» Work to be completed
Find each line holding "Expression" and copy it out.
BEGIN Data listing
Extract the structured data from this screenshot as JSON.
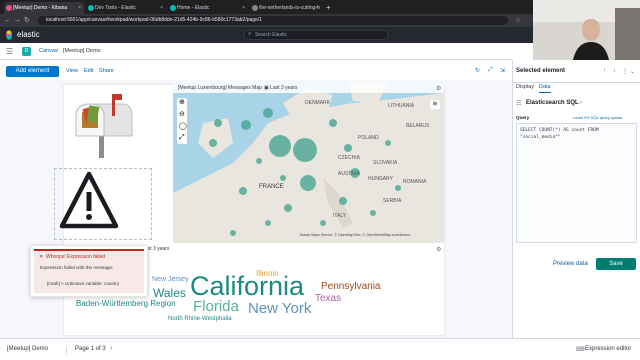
{
  "browser": {
    "tabs": [
      {
        "label": "[Meetup] Demo - Kibana",
        "color": "#f04e98"
      },
      {
        "label": "Dev Tools - Elastic",
        "color": "#00bfb3"
      },
      {
        "label": "Home - Elastic",
        "color": "#00bfb3"
      },
      {
        "label": "the-netherlands-is-cutting-h",
        "color": "#888888"
      }
    ],
    "url": "localhost:5601/app/canvas#/workpad/workpad-06db8dde-21d5-424b-9c86-b580c1773ab2/page/1"
  },
  "header": {
    "app_name": "elastic",
    "search_placeholder": "Search Elastic",
    "user": "milos.mandic@elasti..."
  },
  "breadcrumb": {
    "canvas": "Canvas",
    "workpad": "[Meetup] Demo"
  },
  "toolbar": {
    "add_element": "Add element",
    "view": "View",
    "edit": "Edit",
    "share": "Share"
  },
  "map": {
    "title": "[Meetup Luxembourg] Messages Map",
    "time": "Last 3 years",
    "attribution": "Elastic Maps Service, © OpenMapTiles, © OpenStreetMap contributors",
    "countries": [
      {
        "name": "DENMARK"
      },
      {
        "name": "LITHUANIA"
      },
      {
        "name": "BELARUS"
      },
      {
        "name": "POLAND"
      },
      {
        "name": "CZECHIA"
      },
      {
        "name": "SLOVAKIA"
      },
      {
        "name": "FRANCE"
      },
      {
        "name": "AUSTRIA"
      },
      {
        "name": "HUNGARY"
      },
      {
        "name": "ROMANIA"
      },
      {
        "name": "SERBIA"
      },
      {
        "name": "ITALY"
      }
    ]
  },
  "second_panel_time": "Last 3 years",
  "error": {
    "title": "Whoops! Expression failed",
    "subtitle": "Expression failed with the message:",
    "message": "[math] > Unknown variable: country"
  },
  "wordcloud": [
    {
      "text": "California",
      "color": "#1c8a84"
    },
    {
      "text": "New York",
      "color": "#6092c0"
    },
    {
      "text": "Florida",
      "color": "#54b399"
    },
    {
      "text": "Wales",
      "color": "#1c8a84"
    },
    {
      "text": "Pennsylvania",
      "color": "#9c4b1c"
    },
    {
      "text": "Texas",
      "color": "#b05ba6"
    },
    {
      "text": "Illinois",
      "color": "#d6a541"
    },
    {
      "text": "New Jersey",
      "color": "#6092c0"
    },
    {
      "text": "Baden-Württemberg Region",
      "color": "#1c8a84"
    },
    {
      "text": "North Rhine-Westphalia",
      "color": "#1c8a84"
    }
  ],
  "panel": {
    "title": "Selected element",
    "tabs": [
      "Display",
      "Data"
    ],
    "datasource": "Elasticsearch SQL",
    "query_label": "Query",
    "query_link": "Learn ES SQL query syntax",
    "query": "SELECT COUNT(*) AS count FROM \"social_media*\"",
    "preview": "Preview data",
    "save": "Save"
  },
  "footer": {
    "workpad": "[Meetup] Demo",
    "page": "Page 1 of 3",
    "expression_editor": "Expression editor"
  }
}
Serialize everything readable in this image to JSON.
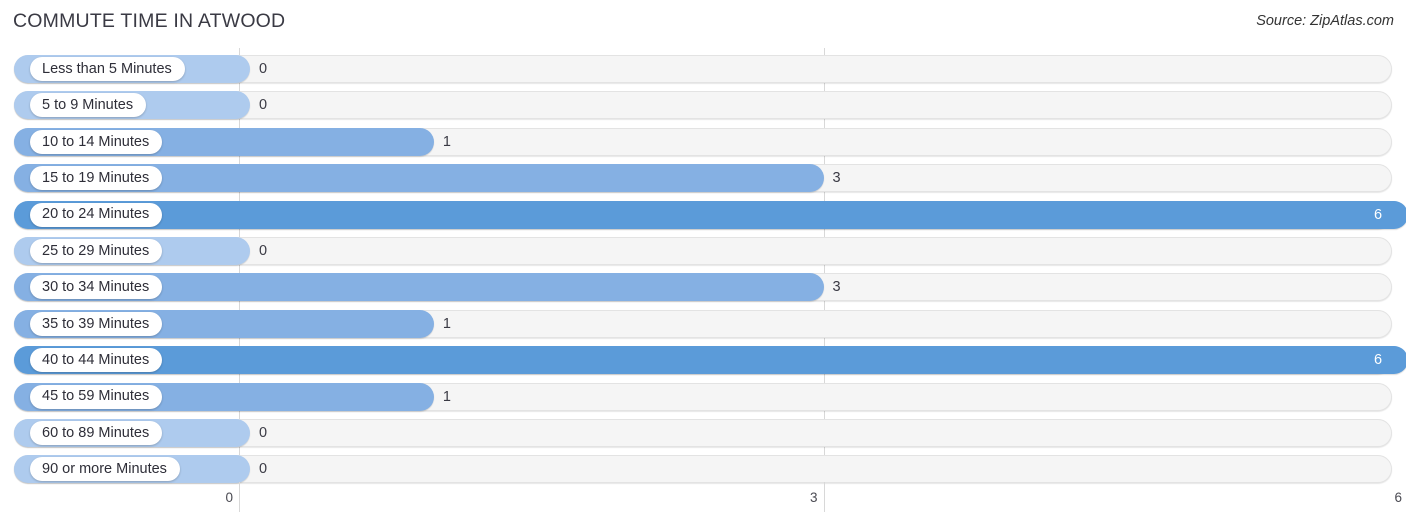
{
  "header": {
    "title": "COMMUTE TIME IN ATWOOD",
    "source": "Source: ZipAtlas.com"
  },
  "chart_data": {
    "type": "bar",
    "orientation": "horizontal",
    "title": "COMMUTE TIME IN ATWOOD",
    "xlabel": "",
    "ylabel": "",
    "xlim": [
      0,
      6
    ],
    "grid": true,
    "legend": false,
    "axis_ticks": [
      {
        "label": "0",
        "value": 0
      },
      {
        "label": "3",
        "value": 3
      },
      {
        "label": "6",
        "value": 6
      }
    ],
    "categories": [
      "Less than 5 Minutes",
      "5 to 9 Minutes",
      "10 to 14 Minutes",
      "15 to 19 Minutes",
      "20 to 24 Minutes",
      "25 to 29 Minutes",
      "30 to 34 Minutes",
      "35 to 39 Minutes",
      "40 to 44 Minutes",
      "45 to 59 Minutes",
      "60 to 89 Minutes",
      "90 or more Minutes"
    ],
    "values": [
      0,
      0,
      1,
      3,
      6,
      0,
      3,
      1,
      6,
      1,
      0,
      0
    ],
    "value_labels": [
      "0",
      "0",
      "1",
      "3",
      "6",
      "0",
      "3",
      "1",
      "6",
      "1",
      "0",
      "0"
    ]
  },
  "colors": {
    "bar_low": "#aecbee",
    "bar_mid": "#85b0e3",
    "bar_high": "#5b9bd9",
    "track": "#f5f5f5",
    "gridline": "#d8d8d8",
    "value_text": "#3a3a44",
    "value_text_inside": "#ffffff"
  }
}
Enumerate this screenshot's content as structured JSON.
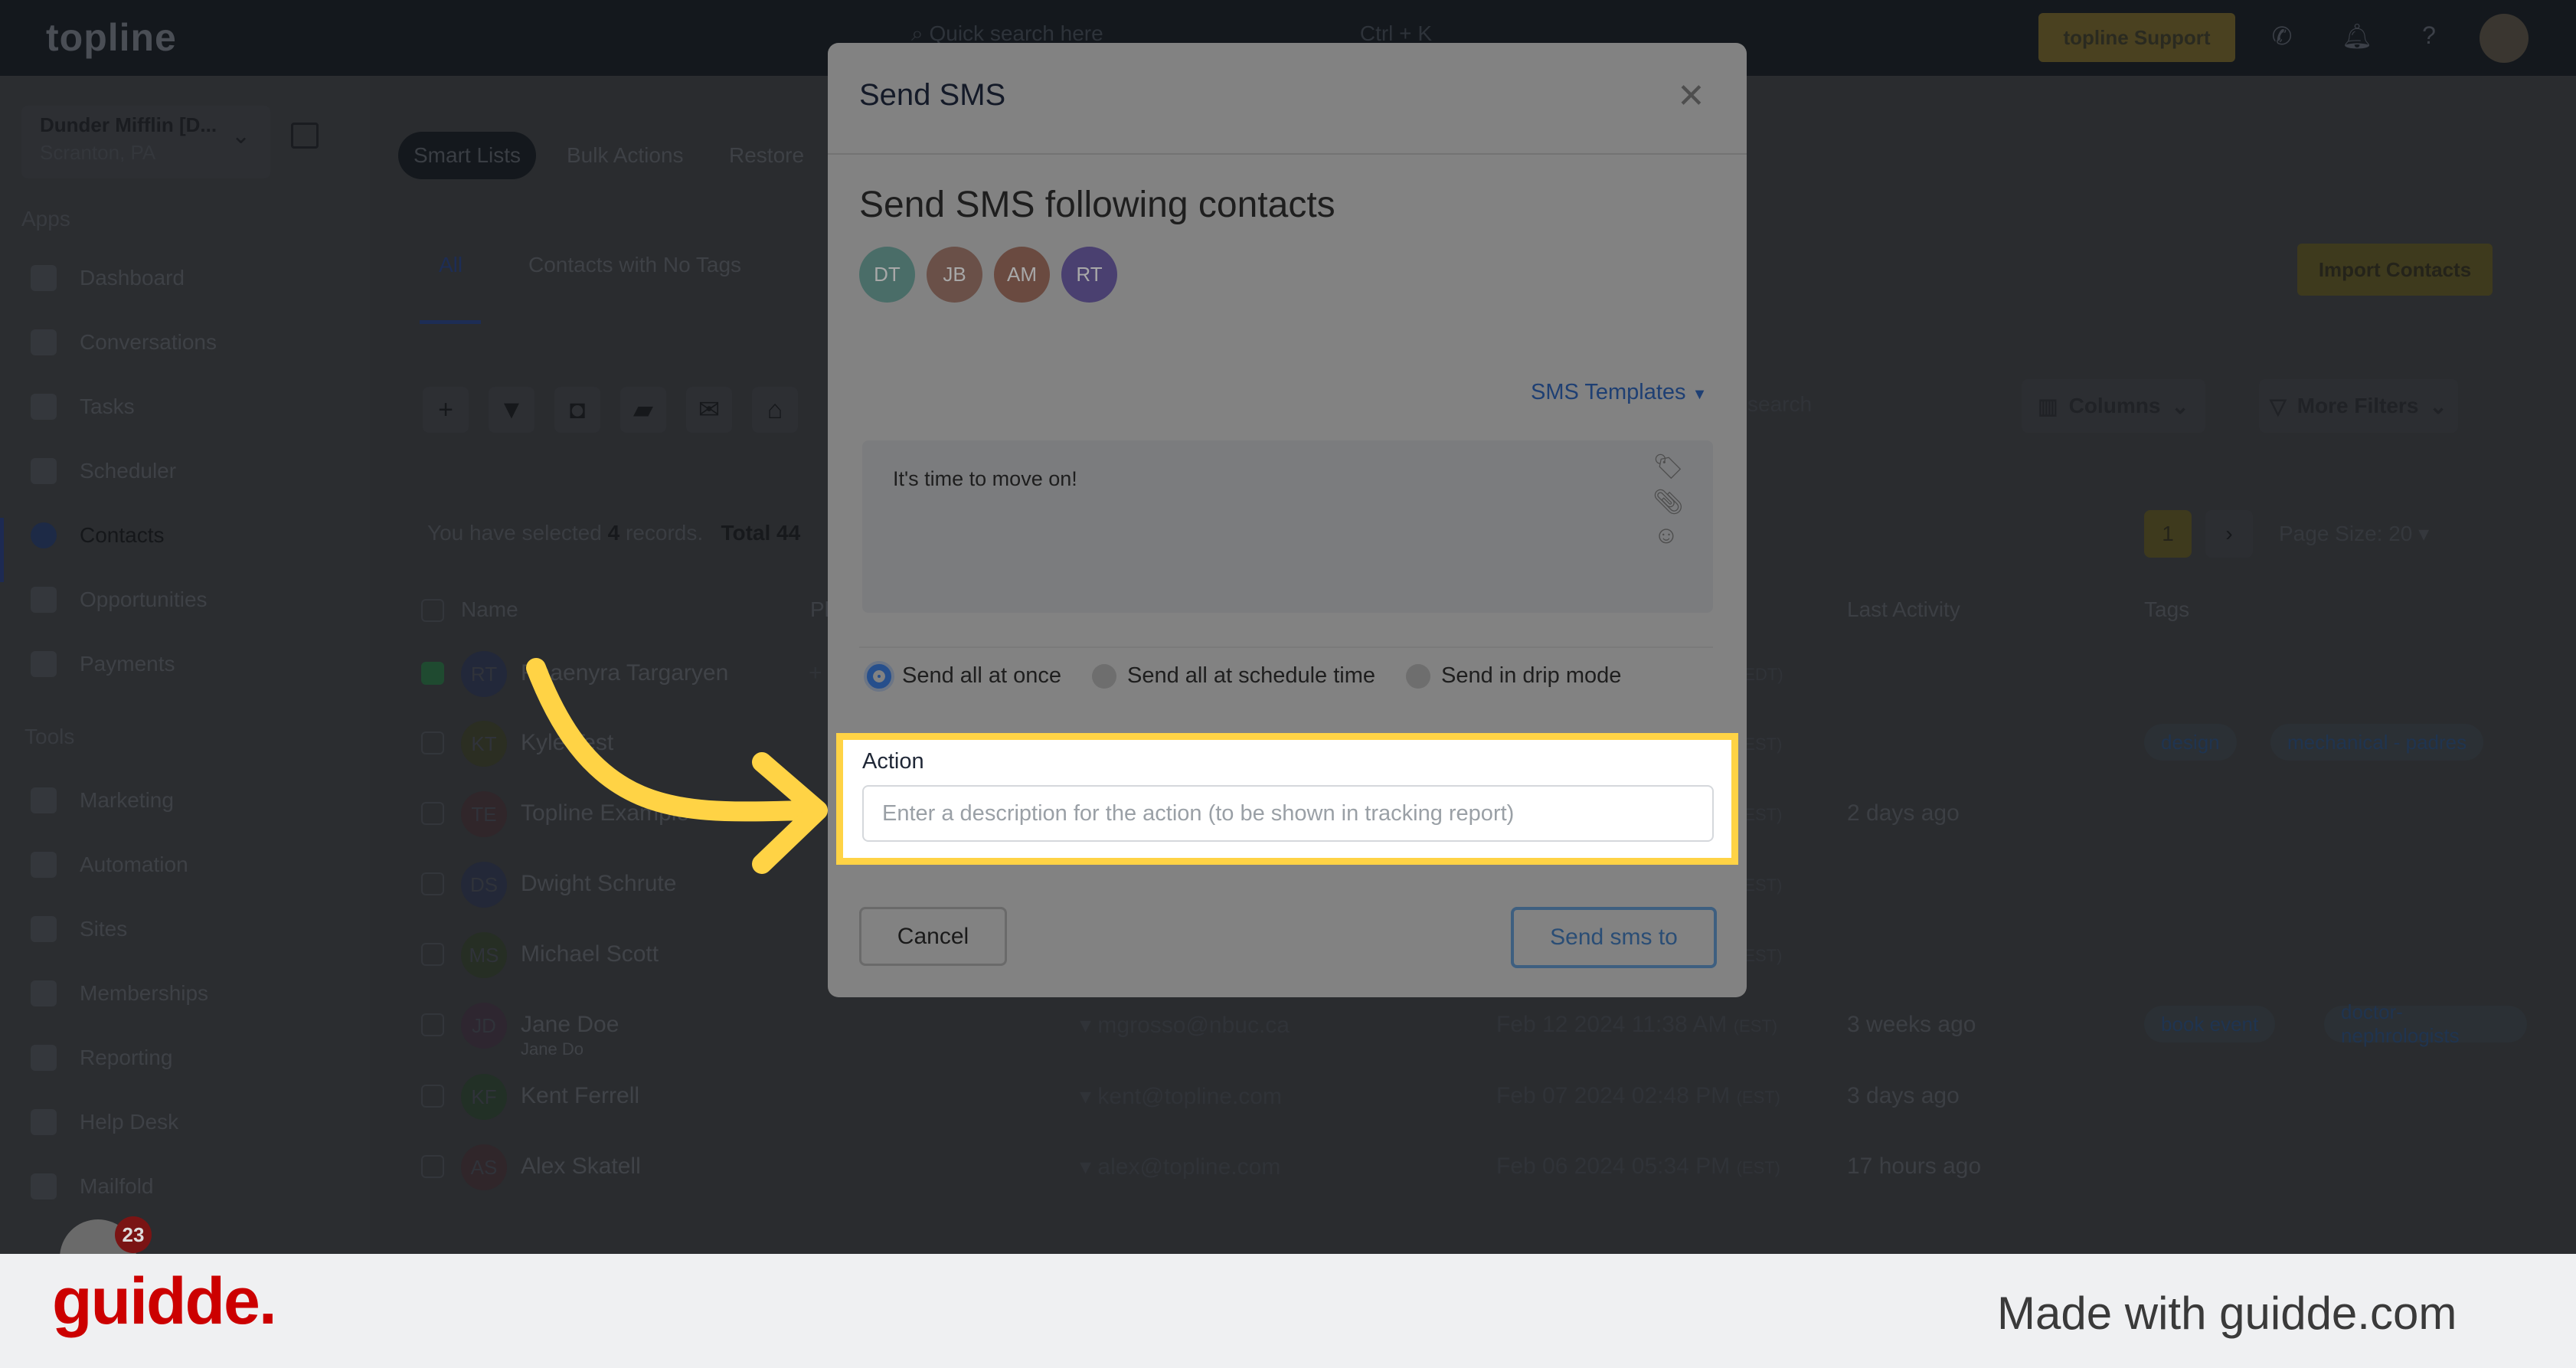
{
  "topbar": {
    "logo": "topline",
    "search_placeholder": "Quick search here",
    "search_shortcut": "Ctrl + K",
    "support_label": "topline Support"
  },
  "account": {
    "name": "Dunder Mifflin [D...",
    "location": "Scranton, PA"
  },
  "sidebar": {
    "apps_label": "Apps",
    "apps": [
      {
        "label": "Dashboard"
      },
      {
        "label": "Conversations"
      },
      {
        "label": "Tasks"
      },
      {
        "label": "Scheduler"
      },
      {
        "label": "Contacts",
        "active": true
      },
      {
        "label": "Opportunities"
      },
      {
        "label": "Payments"
      }
    ],
    "tools_label": "Tools",
    "tools": [
      {
        "label": "Marketing"
      },
      {
        "label": "Automation"
      },
      {
        "label": "Sites"
      },
      {
        "label": "Memberships"
      },
      {
        "label": "Reporting"
      },
      {
        "label": "Help Desk"
      },
      {
        "label": "Mailfold"
      }
    ],
    "notification_count": "23"
  },
  "contacts": {
    "top_tabs": [
      "Smart Lists",
      "Bulk Actions",
      "Restore"
    ],
    "list_tabs": [
      "All",
      "Contacts with No Tags"
    ],
    "import_label": "Import Contacts",
    "search_placeholder": "search",
    "columns_label": "Columns",
    "more_filters_label": "More Filters",
    "selection": {
      "prefix": "You have selected",
      "count": "4",
      "suffix": "records.",
      "total": "Total 44"
    },
    "page": "1",
    "page_size": "Page Size: 20",
    "headers": {
      "name": "Name",
      "phone": "Ph",
      "last_activity": "Last Activity",
      "tags": "Tags"
    },
    "rows": [
      {
        "initials": "RT",
        "name": "Rhaenyra Targaryen",
        "phone": "+",
        "tz": "(EDT)",
        "checked": true,
        "color": "#22283a"
      },
      {
        "initials": "KT",
        "name": "Kyle Test",
        "tz": "(EST)",
        "tags": [
          "design",
          "mechanical - padres"
        ],
        "color": "#2b2e22"
      },
      {
        "initials": "TE",
        "name": "Topline Example",
        "tz": "(EST)",
        "activity": "2 days ago",
        "color": "#30262a"
      },
      {
        "initials": "DS",
        "name": "Dwight Schrute",
        "tz": "(EST)",
        "color": "#232838"
      },
      {
        "initials": "MS",
        "name": "Michael Scott",
        "tz": "(EST)",
        "color": "#262e24"
      },
      {
        "initials": "JD",
        "name": "Jane Doe",
        "sub": "Jane Do",
        "email": "mgrosso@nbuc.ca",
        "date": "Feb 12 2024 11:38 AM",
        "tz": "(EST)",
        "activity": "3 weeks ago",
        "tags": [
          "book event",
          "doctor-nephrologists"
        ],
        "color": "#2e2630"
      },
      {
        "initials": "KF",
        "name": "Kent Ferrell",
        "email": "kent@topline.com",
        "date": "Feb 07 2024 02:48 PM",
        "tz": "(EST)",
        "activity": "3 days ago",
        "color": "#223026"
      },
      {
        "initials": "AS",
        "name": "Alex Skatell",
        "email": "alex@topline.com",
        "date": "Feb 06 2024 05:34 PM",
        "tz": "(EST)",
        "activity": "17 hours ago",
        "color": "#30262a"
      }
    ]
  },
  "modal": {
    "title": "Send SMS",
    "subtitle": "Send SMS following contacts",
    "recipients": [
      {
        "initials": "DT",
        "color": "#4a6d68"
      },
      {
        "initials": "JB",
        "color": "#6a5048"
      },
      {
        "initials": "AM",
        "color": "#6a4a40"
      },
      {
        "initials": "RT",
        "color": "#4a4070"
      }
    ],
    "templates_label": "SMS Templates",
    "message": "It's time to move on!",
    "send_modes": [
      {
        "label": "Send all at once",
        "selected": true
      },
      {
        "label": "Send all at schedule time"
      },
      {
        "label": "Send in drip mode"
      }
    ],
    "action_label": "Action",
    "action_value": "",
    "action_placeholder": "Enter a description for the action (to be shown in tracking report)",
    "cancel_label": "Cancel",
    "send_label": "Send sms to"
  },
  "footer": {
    "logo": "guidde.",
    "tagline": "Made with guidde.com"
  },
  "colors": {
    "highlight": "#ffd345",
    "brand_red": "#cc0000",
    "accent_blue": "#264f8c"
  }
}
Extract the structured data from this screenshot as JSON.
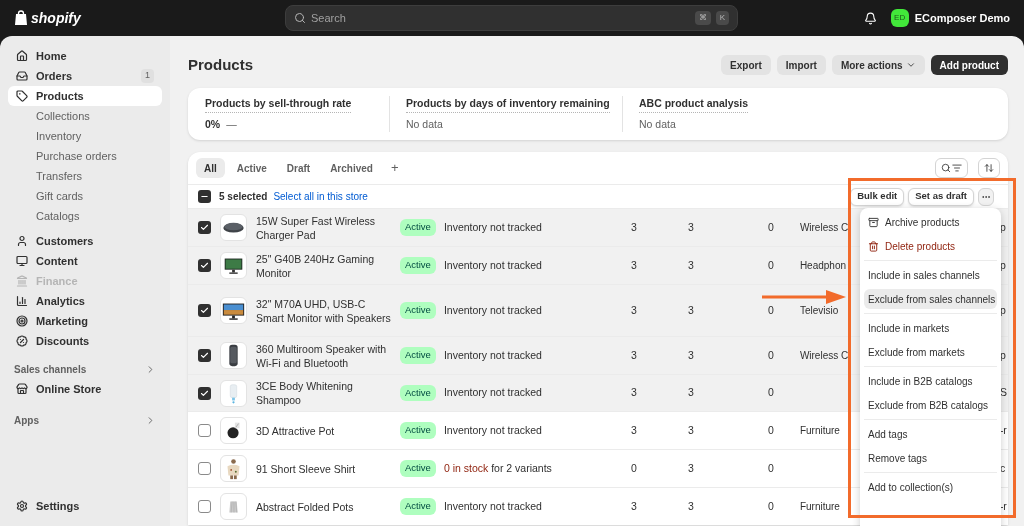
END Data listing
» Expected output
    "title": "Whoops! Expression failed",
    "subtitle": "Expression failed with the message:",
    "expression_editor": "Expression editor"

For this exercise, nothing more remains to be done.